▶ **Problem description**: Word for word, give the material below again, minus any images.

Stored records:
+---+

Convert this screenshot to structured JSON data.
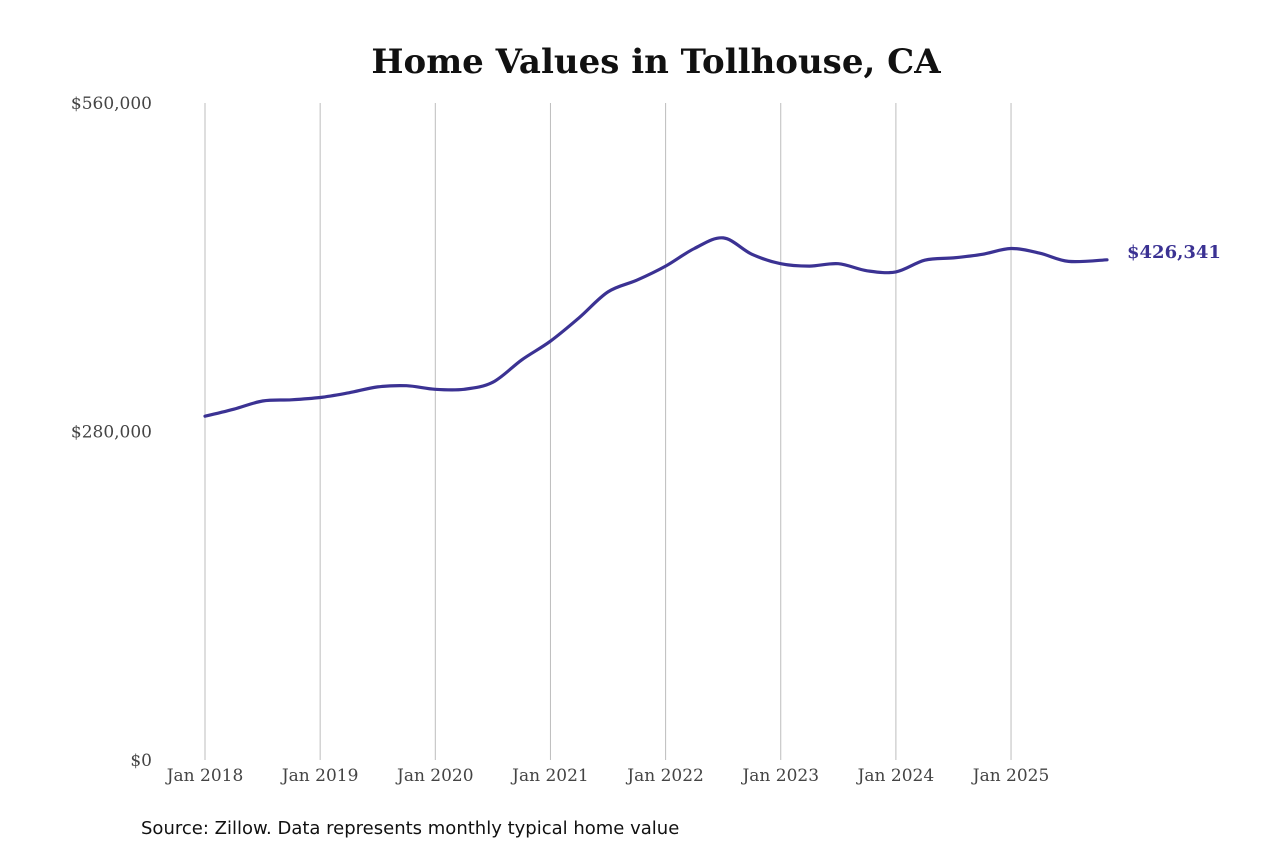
{
  "chart_data": {
    "type": "line",
    "title": "Home Values in Tollhouse, CA",
    "source": "Source: Zillow. Data represents monthly typical home value",
    "xlabel": "",
    "ylabel": "",
    "x_range": [
      "2018-01",
      "2025-11"
    ],
    "ylim": [
      0,
      560000
    ],
    "y_ticks": [
      {
        "value": 0,
        "label": "$0"
      },
      {
        "value": 280000,
        "label": "$280,000"
      },
      {
        "value": 560000,
        "label": "$560,000"
      }
    ],
    "x_ticks": [
      {
        "date": "2018-01",
        "label": "Jan 2018"
      },
      {
        "date": "2019-01",
        "label": "Jan 2019"
      },
      {
        "date": "2020-01",
        "label": "Jan 2020"
      },
      {
        "date": "2021-01",
        "label": "Jan 2021"
      },
      {
        "date": "2022-01",
        "label": "Jan 2022"
      },
      {
        "date": "2023-01",
        "label": "Jan 2023"
      },
      {
        "date": "2024-01",
        "label": "Jan 2024"
      },
      {
        "date": "2025-01",
        "label": "Jan 2025"
      }
    ],
    "grid": "vertical",
    "line_color": "#3b3293",
    "series": [
      {
        "x": [
          "2018-01",
          "2018-04",
          "2018-07",
          "2018-10",
          "2019-01",
          "2019-04",
          "2019-07",
          "2019-10",
          "2020-01",
          "2020-04",
          "2020-07",
          "2020-10",
          "2021-01",
          "2021-04",
          "2021-07",
          "2021-10",
          "2022-01",
          "2022-04",
          "2022-07",
          "2022-10",
          "2023-01",
          "2023-04",
          "2023-07",
          "2023-10",
          "2024-01",
          "2024-04",
          "2024-07",
          "2024-10",
          "2025-01",
          "2025-04",
          "2025-07",
          "2025-11"
        ],
        "values": [
          293000,
          299000,
          306000,
          307000,
          309000,
          313000,
          318000,
          319000,
          316000,
          316000,
          322000,
          341000,
          357000,
          377000,
          399000,
          409000,
          421000,
          436000,
          445000,
          431000,
          423000,
          421000,
          423000,
          417000,
          416000,
          426000,
          428000,
          431000,
          436000,
          432000,
          425000,
          426341
        ]
      }
    ],
    "end_label": "$426,341"
  }
}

+---+

▶ **Exercise output**:
Convert this screenshot to structured JSON data.
{
  "chart_data": {
    "type": "line",
    "title": "Home Values in Tollhouse, CA",
    "source": "Source: Zillow. Data represents monthly typical home value",
    "xlabel": "",
    "ylabel": "",
    "x_range": [
      "2018-01",
      "2025-11"
    ],
    "ylim": [
      0,
      560000
    ],
    "y_ticks": [
      {
        "value": 0,
        "label": "$0"
      },
      {
        "value": 280000,
        "label": "$280,000"
      },
      {
        "value": 560000,
        "label": "$560,000"
      }
    ],
    "x_ticks": [
      {
        "date": "2018-01",
        "label": "Jan 2018"
      },
      {
        "date": "2019-01",
        "label": "Jan 2019"
      },
      {
        "date": "2020-01",
        "label": "Jan 2020"
      },
      {
        "date": "2021-01",
        "label": "Jan 2021"
      },
      {
        "date": "2022-01",
        "label": "Jan 2022"
      },
      {
        "date": "2023-01",
        "label": "Jan 2023"
      },
      {
        "date": "2024-01",
        "label": "Jan 2024"
      },
      {
        "date": "2025-01",
        "label": "Jan 2025"
      }
    ],
    "grid": "vertical",
    "line_color": "#3b3293",
    "series": [
      {
        "x": [
          "2018-01",
          "2018-04",
          "2018-07",
          "2018-10",
          "2019-01",
          "2019-04",
          "2019-07",
          "2019-10",
          "2020-01",
          "2020-04",
          "2020-07",
          "2020-10",
          "2021-01",
          "2021-04",
          "2021-07",
          "2021-10",
          "2022-01",
          "2022-04",
          "2022-07",
          "2022-10",
          "2023-01",
          "2023-04",
          "2023-07",
          "2023-10",
          "2024-01",
          "2024-04",
          "2024-07",
          "2024-10",
          "2025-01",
          "2025-04",
          "2025-07",
          "2025-11"
        ],
        "values": [
          293000,
          299000,
          306000,
          307000,
          309000,
          313000,
          318000,
          319000,
          316000,
          316000,
          322000,
          341000,
          357000,
          377000,
          399000,
          409000,
          421000,
          436000,
          445000,
          431000,
          423000,
          421000,
          423000,
          417000,
          416000,
          426000,
          428000,
          431000,
          436000,
          432000,
          425000,
          426341
        ]
      }
    ],
    "end_label": "$426,341"
  }
}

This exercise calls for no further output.